[Dataset records]

·····

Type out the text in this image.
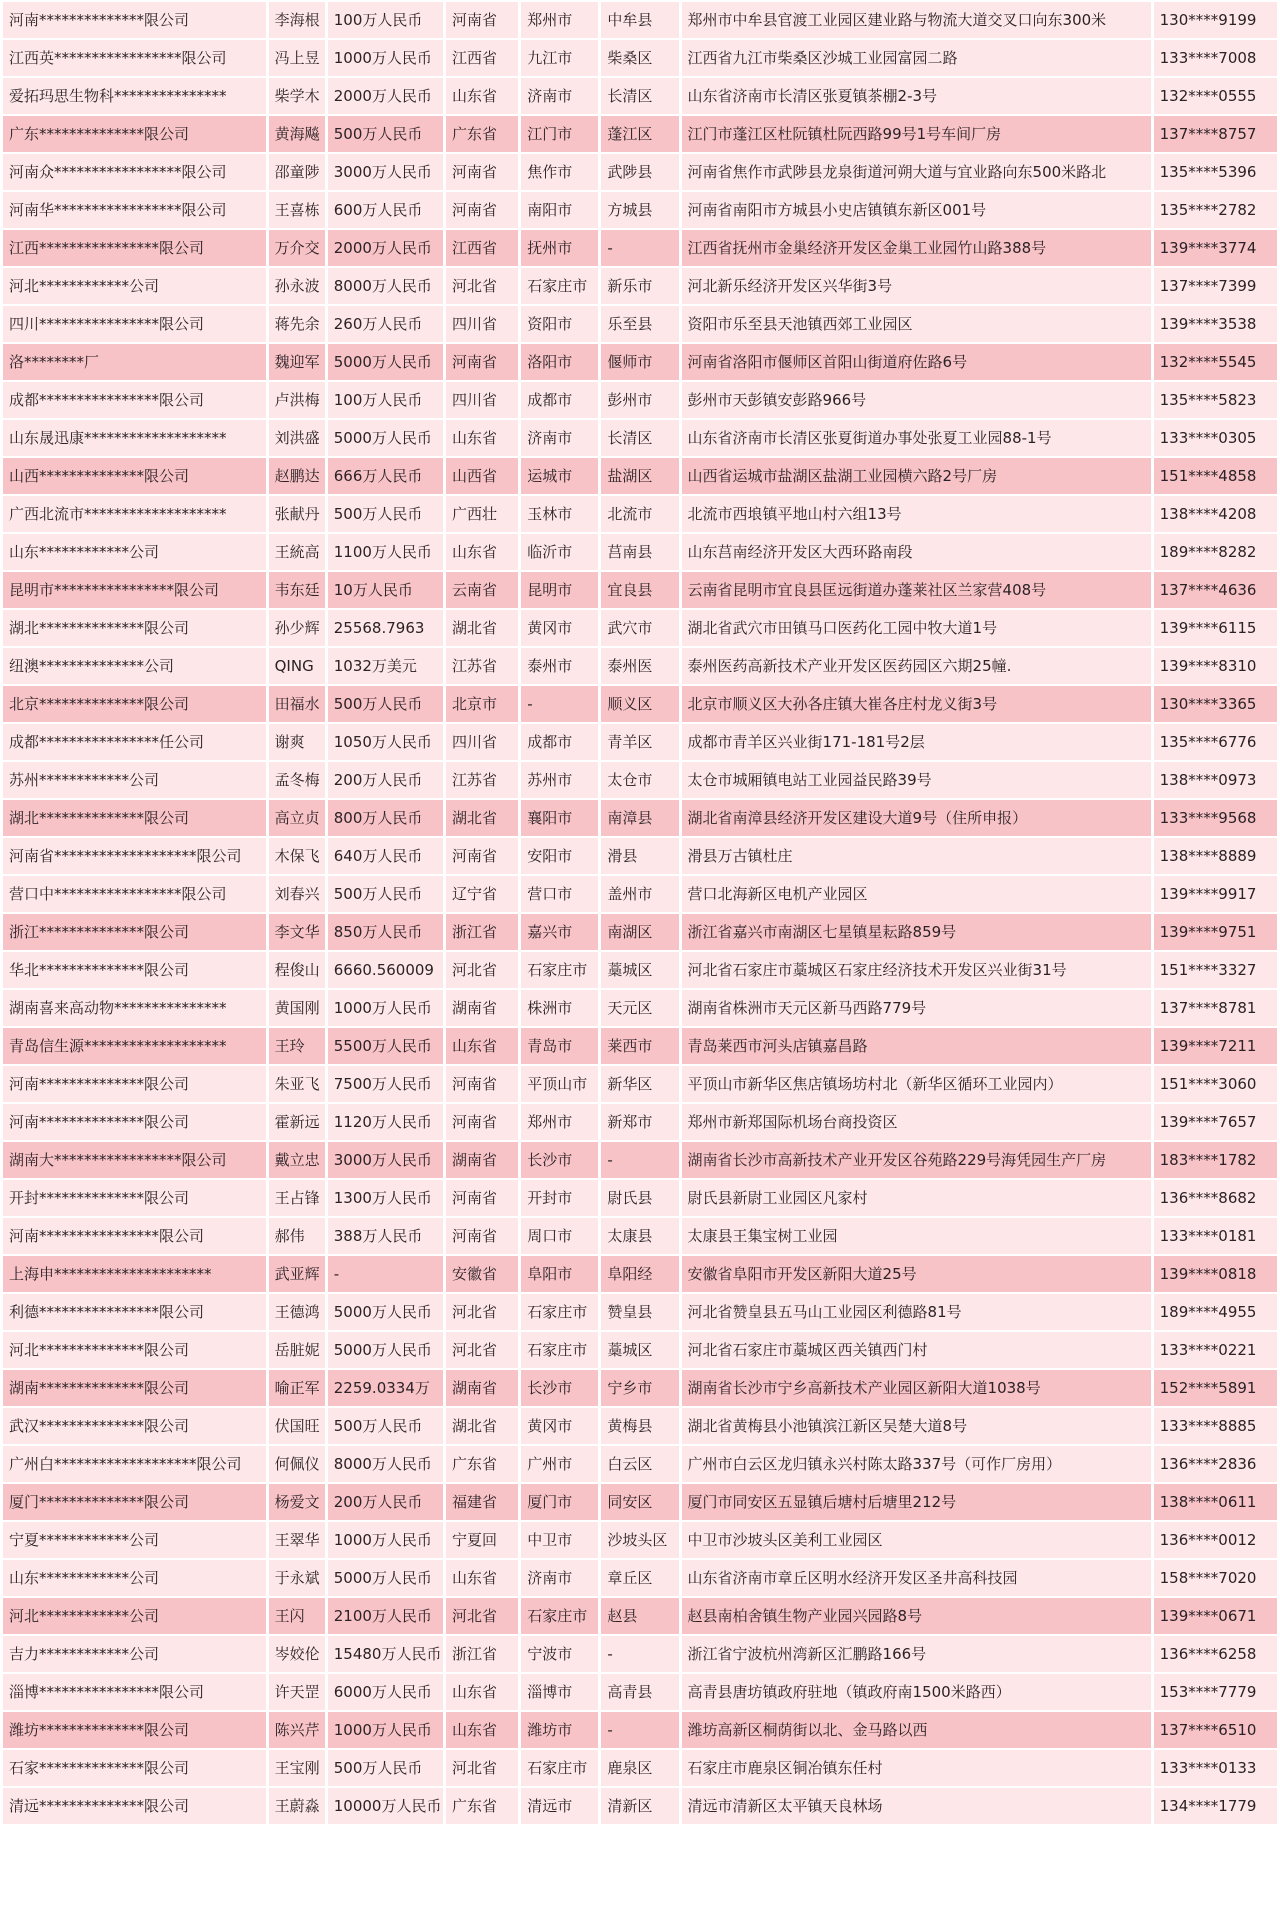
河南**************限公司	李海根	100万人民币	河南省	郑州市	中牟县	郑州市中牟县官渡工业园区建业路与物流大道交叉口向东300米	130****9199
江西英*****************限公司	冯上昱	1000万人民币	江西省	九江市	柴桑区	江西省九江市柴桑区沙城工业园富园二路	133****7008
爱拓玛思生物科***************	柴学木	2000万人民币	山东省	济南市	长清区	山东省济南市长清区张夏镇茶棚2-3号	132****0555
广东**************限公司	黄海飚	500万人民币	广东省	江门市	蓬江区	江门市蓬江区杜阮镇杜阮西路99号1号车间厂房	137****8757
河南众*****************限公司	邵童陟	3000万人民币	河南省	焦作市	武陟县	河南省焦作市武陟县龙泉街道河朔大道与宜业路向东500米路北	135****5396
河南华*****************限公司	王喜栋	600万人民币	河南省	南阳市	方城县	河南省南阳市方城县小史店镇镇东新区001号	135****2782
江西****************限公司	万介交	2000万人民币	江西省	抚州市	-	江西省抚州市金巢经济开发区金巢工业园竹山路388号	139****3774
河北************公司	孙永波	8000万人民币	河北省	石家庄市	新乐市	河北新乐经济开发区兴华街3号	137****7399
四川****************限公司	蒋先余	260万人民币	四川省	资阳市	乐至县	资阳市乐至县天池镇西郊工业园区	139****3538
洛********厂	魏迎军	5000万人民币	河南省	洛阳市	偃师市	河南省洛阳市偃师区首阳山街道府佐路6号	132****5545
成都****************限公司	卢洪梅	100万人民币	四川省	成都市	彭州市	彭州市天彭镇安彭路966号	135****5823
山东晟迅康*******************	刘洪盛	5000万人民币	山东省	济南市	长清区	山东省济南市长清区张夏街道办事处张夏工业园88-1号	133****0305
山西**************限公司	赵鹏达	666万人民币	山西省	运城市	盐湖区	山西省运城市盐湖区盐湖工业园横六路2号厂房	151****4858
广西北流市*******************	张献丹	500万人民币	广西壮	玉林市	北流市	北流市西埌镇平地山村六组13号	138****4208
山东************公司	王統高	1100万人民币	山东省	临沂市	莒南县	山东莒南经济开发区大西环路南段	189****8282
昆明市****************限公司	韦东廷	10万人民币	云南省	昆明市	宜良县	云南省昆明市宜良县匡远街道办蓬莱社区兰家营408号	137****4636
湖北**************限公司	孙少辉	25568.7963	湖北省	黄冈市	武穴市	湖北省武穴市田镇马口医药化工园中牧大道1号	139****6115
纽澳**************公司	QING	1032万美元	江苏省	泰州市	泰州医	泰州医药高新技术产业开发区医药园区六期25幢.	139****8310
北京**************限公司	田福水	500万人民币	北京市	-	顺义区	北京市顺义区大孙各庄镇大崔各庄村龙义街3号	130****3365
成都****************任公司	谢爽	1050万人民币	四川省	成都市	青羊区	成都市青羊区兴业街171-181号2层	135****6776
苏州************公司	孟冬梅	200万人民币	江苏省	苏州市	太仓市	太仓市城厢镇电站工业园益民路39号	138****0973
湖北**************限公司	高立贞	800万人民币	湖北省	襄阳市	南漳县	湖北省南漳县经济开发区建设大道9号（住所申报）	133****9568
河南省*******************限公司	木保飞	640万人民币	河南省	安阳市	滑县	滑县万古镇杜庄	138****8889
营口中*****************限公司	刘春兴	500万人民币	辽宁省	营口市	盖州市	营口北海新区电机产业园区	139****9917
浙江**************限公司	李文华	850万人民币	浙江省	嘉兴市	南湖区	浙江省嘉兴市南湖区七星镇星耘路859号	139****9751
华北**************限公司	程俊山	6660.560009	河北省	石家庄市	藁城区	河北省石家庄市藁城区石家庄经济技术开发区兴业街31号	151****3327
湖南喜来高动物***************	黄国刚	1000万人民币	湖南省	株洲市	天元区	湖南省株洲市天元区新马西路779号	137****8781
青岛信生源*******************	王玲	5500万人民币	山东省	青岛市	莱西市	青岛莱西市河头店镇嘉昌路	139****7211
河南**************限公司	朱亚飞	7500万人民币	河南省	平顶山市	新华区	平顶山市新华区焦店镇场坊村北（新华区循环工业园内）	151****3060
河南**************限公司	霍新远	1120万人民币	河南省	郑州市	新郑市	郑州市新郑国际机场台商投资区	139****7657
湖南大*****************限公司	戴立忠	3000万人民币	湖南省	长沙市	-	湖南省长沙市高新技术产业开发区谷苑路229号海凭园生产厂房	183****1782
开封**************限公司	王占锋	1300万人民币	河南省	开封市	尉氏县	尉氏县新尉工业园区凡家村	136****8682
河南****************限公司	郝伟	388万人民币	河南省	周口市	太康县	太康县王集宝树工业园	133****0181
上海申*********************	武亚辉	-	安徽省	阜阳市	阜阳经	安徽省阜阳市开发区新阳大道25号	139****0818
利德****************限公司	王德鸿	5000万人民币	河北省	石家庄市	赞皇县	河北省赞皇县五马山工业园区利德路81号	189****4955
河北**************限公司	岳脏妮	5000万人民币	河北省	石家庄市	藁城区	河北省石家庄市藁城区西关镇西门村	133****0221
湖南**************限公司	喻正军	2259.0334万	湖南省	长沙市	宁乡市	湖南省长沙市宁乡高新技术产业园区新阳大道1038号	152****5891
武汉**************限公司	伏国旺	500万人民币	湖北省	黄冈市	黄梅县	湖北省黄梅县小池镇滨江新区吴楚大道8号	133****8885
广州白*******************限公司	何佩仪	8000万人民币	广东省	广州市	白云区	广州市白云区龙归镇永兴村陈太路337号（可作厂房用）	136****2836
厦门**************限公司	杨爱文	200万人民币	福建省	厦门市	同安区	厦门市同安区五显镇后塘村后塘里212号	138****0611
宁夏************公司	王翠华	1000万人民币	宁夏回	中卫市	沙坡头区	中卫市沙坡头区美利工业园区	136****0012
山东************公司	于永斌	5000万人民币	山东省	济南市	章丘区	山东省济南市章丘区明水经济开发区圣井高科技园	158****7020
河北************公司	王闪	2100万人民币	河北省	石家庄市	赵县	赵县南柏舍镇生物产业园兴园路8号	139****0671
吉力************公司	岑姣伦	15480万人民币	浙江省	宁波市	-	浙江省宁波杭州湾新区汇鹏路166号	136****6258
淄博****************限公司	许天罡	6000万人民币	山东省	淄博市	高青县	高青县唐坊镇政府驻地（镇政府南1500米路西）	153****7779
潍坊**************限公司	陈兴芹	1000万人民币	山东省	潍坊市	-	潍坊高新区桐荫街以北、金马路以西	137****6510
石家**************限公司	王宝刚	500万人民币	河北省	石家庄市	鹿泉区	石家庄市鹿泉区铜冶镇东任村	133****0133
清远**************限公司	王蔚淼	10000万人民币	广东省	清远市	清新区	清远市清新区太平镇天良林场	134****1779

·····

**What is expected:** Search the records for the word "石家庄市" and copy every line where it occurs.

**Exercise solution:**
河北************公司	孙永波	8000万人民币	河北省	石家庄市	新乐市	河北新乐经济开发区兴华街3号	137****7399
华北**************限公司	程俊山	6660.560009	河北省	石家庄市	藁城区	河北省石家庄市藁城区石家庄经济技术开发区兴业街31号	151****3327
利德****************限公司	王德鸿	5000万人民币	河北省	石家庄市	赞皇县	河北省赞皇县五马山工业园区利德路81号	189****4955
河北**************限公司	岳脏妮	5000万人民币	河北省	石家庄市	藁城区	河北省石家庄市藁城区西关镇西门村	133****0221
河北************公司	王闪	2100万人民币	河北省	石家庄市	赵县	赵县南柏舍镇生物产业园兴园路8号	139****0671
石家**************限公司	王宝刚	500万人民币	河北省	石家庄市	鹿泉区	石家庄市鹿泉区铜冶镇东任村	133****0133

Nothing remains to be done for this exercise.